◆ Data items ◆
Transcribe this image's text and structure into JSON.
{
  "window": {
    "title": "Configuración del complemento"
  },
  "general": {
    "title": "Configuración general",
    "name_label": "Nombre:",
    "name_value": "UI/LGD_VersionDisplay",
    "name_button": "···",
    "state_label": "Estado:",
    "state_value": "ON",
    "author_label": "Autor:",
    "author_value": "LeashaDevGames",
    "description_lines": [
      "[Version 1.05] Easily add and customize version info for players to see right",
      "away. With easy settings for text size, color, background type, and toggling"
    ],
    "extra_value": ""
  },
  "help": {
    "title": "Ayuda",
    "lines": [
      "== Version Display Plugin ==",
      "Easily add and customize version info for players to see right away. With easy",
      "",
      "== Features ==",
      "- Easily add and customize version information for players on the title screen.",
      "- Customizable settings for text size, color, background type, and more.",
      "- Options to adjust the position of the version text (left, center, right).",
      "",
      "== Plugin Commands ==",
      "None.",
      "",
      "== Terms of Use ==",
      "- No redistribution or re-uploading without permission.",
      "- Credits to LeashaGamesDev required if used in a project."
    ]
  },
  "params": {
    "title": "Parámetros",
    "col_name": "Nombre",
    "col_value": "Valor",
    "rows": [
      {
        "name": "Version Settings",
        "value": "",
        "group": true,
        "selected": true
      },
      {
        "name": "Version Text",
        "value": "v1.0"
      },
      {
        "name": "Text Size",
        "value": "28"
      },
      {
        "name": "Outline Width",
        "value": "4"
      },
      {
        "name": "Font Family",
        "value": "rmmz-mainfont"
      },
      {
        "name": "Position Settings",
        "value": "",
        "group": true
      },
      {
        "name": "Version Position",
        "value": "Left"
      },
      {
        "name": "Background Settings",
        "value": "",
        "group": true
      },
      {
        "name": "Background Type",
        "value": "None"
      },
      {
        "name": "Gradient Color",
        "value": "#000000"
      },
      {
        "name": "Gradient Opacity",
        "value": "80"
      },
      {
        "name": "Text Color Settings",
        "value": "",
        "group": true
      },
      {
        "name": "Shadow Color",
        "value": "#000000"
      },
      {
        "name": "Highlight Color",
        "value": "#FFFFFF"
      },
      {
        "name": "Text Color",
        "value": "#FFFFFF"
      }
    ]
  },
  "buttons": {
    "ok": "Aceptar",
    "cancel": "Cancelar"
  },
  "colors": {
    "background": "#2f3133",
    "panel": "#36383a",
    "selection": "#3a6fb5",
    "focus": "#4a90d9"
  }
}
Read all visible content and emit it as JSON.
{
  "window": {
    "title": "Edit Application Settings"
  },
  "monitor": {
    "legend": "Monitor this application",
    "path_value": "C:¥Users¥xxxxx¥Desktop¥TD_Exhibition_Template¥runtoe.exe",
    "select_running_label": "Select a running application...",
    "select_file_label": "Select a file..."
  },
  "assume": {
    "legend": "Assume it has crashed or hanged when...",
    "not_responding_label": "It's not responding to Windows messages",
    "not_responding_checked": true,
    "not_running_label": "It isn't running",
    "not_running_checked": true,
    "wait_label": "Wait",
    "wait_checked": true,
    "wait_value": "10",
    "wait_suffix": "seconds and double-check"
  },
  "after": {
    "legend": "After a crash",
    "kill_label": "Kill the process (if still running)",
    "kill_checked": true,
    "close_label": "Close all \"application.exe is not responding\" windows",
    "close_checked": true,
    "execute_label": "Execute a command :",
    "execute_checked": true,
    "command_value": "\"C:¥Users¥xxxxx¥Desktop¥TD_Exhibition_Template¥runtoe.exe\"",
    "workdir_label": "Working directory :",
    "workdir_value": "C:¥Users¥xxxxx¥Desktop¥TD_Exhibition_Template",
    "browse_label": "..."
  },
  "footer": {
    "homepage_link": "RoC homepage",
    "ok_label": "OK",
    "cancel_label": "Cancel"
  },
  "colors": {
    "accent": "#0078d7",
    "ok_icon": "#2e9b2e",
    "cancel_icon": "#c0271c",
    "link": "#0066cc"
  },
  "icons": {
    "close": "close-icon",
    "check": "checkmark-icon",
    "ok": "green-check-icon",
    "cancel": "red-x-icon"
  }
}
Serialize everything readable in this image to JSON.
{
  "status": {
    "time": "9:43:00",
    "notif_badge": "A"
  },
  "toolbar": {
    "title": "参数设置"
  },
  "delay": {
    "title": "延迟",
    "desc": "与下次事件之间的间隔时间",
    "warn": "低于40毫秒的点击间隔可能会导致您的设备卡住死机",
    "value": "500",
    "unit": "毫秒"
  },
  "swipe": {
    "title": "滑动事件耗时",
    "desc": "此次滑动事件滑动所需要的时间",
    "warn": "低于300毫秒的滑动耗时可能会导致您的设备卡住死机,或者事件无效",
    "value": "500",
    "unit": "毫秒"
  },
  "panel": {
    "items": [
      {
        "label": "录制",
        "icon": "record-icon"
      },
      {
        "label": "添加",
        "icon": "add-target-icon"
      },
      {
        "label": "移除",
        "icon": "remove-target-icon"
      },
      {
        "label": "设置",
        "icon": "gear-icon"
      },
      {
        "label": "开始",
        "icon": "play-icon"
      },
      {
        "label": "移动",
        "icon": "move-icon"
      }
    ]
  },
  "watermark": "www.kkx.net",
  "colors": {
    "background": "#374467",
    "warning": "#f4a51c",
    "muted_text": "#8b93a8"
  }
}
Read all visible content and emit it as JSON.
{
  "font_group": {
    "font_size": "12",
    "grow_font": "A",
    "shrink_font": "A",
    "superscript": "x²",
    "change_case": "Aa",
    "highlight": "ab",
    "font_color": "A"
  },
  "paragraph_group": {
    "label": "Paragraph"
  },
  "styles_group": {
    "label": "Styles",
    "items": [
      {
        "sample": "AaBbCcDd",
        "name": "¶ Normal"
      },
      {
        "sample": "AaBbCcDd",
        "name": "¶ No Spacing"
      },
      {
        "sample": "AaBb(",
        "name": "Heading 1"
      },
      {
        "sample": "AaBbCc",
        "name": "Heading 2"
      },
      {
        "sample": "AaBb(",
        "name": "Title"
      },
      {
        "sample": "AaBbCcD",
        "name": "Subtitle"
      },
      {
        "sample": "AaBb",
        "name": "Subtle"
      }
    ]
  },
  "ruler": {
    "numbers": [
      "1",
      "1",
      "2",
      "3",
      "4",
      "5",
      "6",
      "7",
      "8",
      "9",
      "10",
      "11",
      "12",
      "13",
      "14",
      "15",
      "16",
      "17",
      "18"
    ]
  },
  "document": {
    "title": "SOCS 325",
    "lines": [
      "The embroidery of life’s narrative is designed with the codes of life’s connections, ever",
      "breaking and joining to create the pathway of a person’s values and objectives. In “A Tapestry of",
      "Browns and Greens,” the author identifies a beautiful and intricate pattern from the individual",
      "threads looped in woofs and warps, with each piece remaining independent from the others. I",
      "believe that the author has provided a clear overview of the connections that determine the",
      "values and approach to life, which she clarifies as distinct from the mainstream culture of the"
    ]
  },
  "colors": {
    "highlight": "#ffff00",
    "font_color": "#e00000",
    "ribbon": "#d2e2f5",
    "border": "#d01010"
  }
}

◆ Request ◆
Search the data for the word "Users" and copy each line where it appears.

◆ Answer to the problem ◆
    "path_value": "C:¥Users¥xxxxx¥Desktop¥TD_Exhibition_Template¥runtoe.exe",
    "command_value": "\"C:¥Users¥xxxxx¥Desktop¥TD_Exhibition_Template¥runtoe.exe\"",
    "workdir_value": "C:¥Users¥xxxxx¥Desktop¥TD_Exhibition_Template",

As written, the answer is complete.